* _TASK BRIEF_
Extend the article on Greece and the proposed European border agency, starting after its final sentence.
── SOURCE PASSAGE ──
Sunday, 20 December 2015

Greece should embrace the European border agency


The European Commission last week unveiled its proposal for a European Border and Coast Guard to replace Frontex, the existing external borders agency, which operates on a voluntary basis. Incredible as it may seem, the 500 million-strong European Union does not have a single, federal authority managing its borders. Frontex depends on EU members volunteering staff and equipment, and EU states at external borders requesting them. The new agency would be the first significant expansion of federalism since the introduction of the euro.


Lesvos' memorial to the war dead for the period of the Balkan Wars, World War One and the Asia Minor Catastrophe (1912-1922) faces Turkey's shores, a reminder that it was the last of these three conflicts that hurt Greece. The memorial, possibly modeled on the Statue of Liberty, strengthens Lesvos' impression as the new Ellis Island. 

The new Agency is largely a response to the problems Greece and the EU encountered policing the waters of the eastern Aegean. The Greeks resisted invoking Rapid Interventions, which would have forced their EU partners to cough up more staff and equipment than they had volunteered, because they wanted to prove their ability to police sovereign borders. 

If adopted, the new Agency would be empowered in several ways: It could unilaterally intervene at the EU’s external borders if national authorities could not or would not. To do this, it would have a standing pool of 1,500 border guards and an equipment pool. (In contrast, Frontex requested 743 guest officers to work on the Greek border this year; it received 447). The Agency would be able to launch border operations jointly with third countries and would be empowered to deport irregular migrants.
───
── RECORDS SUPPLIED ──
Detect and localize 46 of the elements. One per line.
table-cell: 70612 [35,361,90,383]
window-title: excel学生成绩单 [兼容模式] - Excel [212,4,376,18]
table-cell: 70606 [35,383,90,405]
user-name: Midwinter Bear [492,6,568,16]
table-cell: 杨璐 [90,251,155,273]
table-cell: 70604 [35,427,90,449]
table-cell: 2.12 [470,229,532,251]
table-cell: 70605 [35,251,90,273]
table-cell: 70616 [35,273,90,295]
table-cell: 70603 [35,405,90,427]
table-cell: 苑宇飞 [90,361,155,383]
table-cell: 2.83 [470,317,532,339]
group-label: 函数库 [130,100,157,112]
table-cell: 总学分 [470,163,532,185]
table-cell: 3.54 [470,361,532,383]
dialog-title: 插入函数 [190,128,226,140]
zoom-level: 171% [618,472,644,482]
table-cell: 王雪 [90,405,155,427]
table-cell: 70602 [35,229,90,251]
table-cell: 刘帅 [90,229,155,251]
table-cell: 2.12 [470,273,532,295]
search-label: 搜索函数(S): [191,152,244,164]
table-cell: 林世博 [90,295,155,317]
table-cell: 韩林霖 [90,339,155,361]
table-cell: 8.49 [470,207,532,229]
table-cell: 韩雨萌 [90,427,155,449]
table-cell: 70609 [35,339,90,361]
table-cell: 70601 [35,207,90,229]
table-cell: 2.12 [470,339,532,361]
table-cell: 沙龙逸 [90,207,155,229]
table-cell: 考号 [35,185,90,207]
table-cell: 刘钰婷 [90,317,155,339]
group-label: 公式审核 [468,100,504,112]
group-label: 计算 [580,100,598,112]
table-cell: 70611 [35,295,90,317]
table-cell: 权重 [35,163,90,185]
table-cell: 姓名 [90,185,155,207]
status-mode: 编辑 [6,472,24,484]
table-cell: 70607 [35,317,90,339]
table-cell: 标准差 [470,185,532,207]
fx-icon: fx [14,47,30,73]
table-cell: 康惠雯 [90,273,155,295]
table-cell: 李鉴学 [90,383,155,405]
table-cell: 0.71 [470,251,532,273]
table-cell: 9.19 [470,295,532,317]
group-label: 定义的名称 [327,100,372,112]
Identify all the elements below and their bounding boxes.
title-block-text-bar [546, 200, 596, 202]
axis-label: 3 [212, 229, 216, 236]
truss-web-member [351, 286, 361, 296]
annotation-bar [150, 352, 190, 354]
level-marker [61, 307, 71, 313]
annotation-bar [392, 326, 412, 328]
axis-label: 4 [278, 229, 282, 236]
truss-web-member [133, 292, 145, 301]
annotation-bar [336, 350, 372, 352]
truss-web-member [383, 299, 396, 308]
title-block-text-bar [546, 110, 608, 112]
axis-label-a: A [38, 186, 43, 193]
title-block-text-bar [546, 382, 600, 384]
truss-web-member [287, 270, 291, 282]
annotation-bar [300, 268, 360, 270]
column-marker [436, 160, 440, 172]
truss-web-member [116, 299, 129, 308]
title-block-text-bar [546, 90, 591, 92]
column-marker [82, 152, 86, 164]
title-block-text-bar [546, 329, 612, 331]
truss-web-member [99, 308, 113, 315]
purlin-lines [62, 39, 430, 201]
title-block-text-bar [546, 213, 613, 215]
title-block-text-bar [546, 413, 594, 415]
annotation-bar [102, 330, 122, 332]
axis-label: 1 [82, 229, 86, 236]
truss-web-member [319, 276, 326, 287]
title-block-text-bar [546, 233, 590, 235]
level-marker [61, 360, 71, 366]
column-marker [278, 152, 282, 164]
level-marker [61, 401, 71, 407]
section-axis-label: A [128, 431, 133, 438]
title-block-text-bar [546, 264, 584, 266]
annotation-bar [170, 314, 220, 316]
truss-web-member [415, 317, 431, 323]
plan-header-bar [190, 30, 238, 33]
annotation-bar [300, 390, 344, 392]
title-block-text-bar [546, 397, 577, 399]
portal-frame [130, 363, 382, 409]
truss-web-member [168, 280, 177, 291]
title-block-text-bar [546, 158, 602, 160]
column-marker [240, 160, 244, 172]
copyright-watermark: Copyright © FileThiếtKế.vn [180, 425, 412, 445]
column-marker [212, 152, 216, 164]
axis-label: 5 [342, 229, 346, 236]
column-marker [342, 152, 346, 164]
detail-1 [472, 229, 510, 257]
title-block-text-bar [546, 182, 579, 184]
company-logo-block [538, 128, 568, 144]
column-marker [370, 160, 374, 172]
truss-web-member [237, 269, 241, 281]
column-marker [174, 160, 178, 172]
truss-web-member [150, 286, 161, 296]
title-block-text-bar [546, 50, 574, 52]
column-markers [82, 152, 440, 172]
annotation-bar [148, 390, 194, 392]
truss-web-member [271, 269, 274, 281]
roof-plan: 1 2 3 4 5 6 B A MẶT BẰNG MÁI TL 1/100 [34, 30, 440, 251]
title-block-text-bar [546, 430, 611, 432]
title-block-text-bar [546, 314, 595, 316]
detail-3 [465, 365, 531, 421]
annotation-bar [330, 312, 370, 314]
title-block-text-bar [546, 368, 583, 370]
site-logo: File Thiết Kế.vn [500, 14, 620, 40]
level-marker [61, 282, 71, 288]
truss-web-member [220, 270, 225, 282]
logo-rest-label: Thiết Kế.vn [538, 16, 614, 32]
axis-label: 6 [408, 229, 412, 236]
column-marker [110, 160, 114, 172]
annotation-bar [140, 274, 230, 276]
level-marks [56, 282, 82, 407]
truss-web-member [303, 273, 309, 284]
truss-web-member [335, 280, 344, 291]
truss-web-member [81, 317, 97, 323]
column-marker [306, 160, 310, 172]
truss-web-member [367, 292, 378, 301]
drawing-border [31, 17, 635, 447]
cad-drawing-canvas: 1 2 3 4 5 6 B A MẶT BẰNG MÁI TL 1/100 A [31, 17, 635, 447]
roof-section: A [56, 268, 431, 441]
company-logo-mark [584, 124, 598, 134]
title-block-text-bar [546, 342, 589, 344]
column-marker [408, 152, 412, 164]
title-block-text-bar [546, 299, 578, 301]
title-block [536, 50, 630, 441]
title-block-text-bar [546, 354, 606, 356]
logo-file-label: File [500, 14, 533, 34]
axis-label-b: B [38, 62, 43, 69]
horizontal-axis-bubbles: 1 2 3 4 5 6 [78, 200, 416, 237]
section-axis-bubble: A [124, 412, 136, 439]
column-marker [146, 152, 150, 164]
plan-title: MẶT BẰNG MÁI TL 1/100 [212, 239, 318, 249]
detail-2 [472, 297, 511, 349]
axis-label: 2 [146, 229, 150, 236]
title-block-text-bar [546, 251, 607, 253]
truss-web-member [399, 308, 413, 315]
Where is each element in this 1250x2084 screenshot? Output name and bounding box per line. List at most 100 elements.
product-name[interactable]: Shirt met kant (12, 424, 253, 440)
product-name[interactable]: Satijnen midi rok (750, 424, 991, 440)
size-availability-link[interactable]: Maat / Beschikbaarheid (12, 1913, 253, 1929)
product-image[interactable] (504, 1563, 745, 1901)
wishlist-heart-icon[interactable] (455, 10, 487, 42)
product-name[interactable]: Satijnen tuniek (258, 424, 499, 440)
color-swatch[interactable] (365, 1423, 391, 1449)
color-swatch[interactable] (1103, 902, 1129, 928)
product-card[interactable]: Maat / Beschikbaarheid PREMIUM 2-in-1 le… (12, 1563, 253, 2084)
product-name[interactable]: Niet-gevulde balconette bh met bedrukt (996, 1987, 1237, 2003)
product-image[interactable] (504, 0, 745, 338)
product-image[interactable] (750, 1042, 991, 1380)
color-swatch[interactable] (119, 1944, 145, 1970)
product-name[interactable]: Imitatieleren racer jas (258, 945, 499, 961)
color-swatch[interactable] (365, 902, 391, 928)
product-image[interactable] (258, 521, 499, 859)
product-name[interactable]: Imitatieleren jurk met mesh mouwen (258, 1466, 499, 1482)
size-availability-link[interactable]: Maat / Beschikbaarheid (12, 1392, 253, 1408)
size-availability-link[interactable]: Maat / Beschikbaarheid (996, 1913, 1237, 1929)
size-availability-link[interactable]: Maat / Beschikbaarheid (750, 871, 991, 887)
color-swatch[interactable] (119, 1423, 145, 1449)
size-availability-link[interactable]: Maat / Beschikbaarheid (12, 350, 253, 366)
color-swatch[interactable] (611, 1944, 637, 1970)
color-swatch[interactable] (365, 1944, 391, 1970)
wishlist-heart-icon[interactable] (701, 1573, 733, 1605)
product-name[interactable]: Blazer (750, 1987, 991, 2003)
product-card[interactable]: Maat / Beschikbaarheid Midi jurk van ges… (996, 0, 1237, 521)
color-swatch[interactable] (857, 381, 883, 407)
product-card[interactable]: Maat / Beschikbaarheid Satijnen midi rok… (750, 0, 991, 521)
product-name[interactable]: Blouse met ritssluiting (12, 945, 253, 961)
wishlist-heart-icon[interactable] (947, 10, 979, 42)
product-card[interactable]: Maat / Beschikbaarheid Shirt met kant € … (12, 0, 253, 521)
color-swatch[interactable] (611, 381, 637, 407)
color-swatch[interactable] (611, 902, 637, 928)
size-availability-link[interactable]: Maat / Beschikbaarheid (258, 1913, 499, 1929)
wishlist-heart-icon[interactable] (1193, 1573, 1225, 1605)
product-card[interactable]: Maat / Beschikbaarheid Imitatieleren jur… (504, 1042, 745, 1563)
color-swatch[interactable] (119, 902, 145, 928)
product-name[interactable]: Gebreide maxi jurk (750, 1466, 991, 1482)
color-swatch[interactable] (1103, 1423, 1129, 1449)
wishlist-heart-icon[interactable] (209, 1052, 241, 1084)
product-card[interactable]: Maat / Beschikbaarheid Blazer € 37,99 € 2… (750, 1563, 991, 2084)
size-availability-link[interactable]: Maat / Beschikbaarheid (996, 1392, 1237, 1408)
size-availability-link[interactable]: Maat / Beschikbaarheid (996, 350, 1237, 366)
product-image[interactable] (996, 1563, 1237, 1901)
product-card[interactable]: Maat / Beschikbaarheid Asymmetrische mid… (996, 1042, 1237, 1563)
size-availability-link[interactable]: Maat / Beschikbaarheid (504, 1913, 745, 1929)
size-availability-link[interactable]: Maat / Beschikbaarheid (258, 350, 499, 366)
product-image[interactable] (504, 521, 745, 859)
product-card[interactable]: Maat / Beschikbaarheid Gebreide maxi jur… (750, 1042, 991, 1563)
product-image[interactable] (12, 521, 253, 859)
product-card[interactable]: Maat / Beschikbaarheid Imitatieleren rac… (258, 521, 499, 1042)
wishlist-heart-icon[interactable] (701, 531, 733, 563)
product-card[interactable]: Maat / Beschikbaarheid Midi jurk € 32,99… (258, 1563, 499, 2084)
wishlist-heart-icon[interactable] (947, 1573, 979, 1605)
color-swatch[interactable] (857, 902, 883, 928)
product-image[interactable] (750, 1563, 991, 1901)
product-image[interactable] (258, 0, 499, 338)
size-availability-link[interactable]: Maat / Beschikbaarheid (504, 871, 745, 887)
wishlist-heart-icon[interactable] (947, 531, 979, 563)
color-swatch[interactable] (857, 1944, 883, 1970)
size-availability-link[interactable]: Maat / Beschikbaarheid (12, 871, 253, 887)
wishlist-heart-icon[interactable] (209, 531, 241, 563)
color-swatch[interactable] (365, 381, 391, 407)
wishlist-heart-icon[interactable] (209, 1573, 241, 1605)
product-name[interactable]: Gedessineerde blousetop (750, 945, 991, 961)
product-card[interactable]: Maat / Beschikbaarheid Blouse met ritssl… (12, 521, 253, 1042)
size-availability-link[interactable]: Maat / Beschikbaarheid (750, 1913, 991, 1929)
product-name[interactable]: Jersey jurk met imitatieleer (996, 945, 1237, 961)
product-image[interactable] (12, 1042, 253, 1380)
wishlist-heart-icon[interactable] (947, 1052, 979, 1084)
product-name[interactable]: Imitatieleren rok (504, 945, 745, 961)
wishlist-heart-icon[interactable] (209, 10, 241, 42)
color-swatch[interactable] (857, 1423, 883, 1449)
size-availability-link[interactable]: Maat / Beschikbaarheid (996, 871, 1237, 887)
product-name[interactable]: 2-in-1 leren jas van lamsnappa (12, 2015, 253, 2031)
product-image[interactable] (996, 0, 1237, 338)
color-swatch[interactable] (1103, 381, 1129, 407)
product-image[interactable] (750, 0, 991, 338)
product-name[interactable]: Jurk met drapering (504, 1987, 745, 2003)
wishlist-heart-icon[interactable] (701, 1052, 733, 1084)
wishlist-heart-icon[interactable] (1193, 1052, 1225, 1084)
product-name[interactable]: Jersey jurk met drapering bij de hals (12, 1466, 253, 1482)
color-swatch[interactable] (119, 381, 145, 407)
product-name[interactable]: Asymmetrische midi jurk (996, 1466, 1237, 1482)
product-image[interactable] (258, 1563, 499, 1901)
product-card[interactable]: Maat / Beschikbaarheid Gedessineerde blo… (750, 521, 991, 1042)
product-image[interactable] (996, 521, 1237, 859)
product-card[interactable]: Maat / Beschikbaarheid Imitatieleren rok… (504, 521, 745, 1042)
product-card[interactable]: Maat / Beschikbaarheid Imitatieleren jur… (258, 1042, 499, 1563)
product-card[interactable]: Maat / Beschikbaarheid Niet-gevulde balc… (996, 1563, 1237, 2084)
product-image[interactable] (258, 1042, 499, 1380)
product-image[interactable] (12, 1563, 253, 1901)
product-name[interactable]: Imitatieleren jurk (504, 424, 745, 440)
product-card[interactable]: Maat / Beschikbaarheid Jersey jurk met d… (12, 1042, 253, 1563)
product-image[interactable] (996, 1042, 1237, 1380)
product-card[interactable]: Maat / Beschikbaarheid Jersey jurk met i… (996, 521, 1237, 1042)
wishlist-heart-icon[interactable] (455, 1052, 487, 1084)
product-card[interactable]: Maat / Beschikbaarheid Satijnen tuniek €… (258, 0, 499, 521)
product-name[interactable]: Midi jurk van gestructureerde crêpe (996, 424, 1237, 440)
───
* _RESPONSE_
Greek objections are understandable. The Greeks have lost sovereignty over financial and fiscal policy through the economic crisis. They do not wish to lose responsibility for border security as well – especially on so sensitive a border as that with Turkey, which has periodically been the focus of territorial disputes. Particularly galling is the idea of joint EU patrols with Turks and Makedonski, over which Greece will have no jurisdiction.


Artists painted this face on a disused storage facility overlooking the harbour of Lesvos in the summer of 2015 - a dewy-eyed Greece looking upon the newly exiled. 

Running against this concern is the greater concern that Europe has to act if it is to preserve its internal open borders regime under the Schengen Treaty. France, Germany, Austria, Croatia, Slovenia, Hungary and former Yugoslav Macedonia have all temporarily re-instated national borders.

The Greeks should see this as an opportunity for three reasons. First, it marks an abandonment of European hypocrisy on migration, by signalling that EU states are in this together. For years, the countries of central and northern Europe have allowed Greece and Italy to be the breakwaters for waves of refugees from the unstable, unfree or war-torn countries that surround the continent. Their voters have steadfastly refused an EU migration policy, fearing that it will involve annual immigration quotas. Eastern states rebuffed an attempt by Brussels to impose mandatory refugee quotas last May, and after the Paris attacks last month withdrew even from their voluntary quotas for refugee resettlement.

Three Eastern states’ position is doubly hypocritical. Poland, Hungary and the Czech Republic were among the Soviet satellites which, after the fall of communism, produced the second-largest wave of economic migration to Europe in the last 20 years. In 2003, then still candidate countries whose EU membership was all but assured, they broke ranks with the majority European view against a second Gulf war, undermining both the basis for a common foreign and defence policy and destabilising Iraq – now one of the ten top refugee-producing countries.

The Greeks have never been exemplary Europeans, but they have traditionally been pro-Europe, and this is the second reason to embrace the Agency. Eurobarometer polls going back almost two decades show that they and the Cypriots are the strongest supporters of a European foreign and defence policy (precisely because of their concerns about Turkey, now the migration gateway into Europe). They elected to remain in the Eurozone despite seven years of austerity and an on-going recession. They could now put themselves at the forefront of this expansion of Brussels’ powers by demanding that the new Agency be headquartered in Athens.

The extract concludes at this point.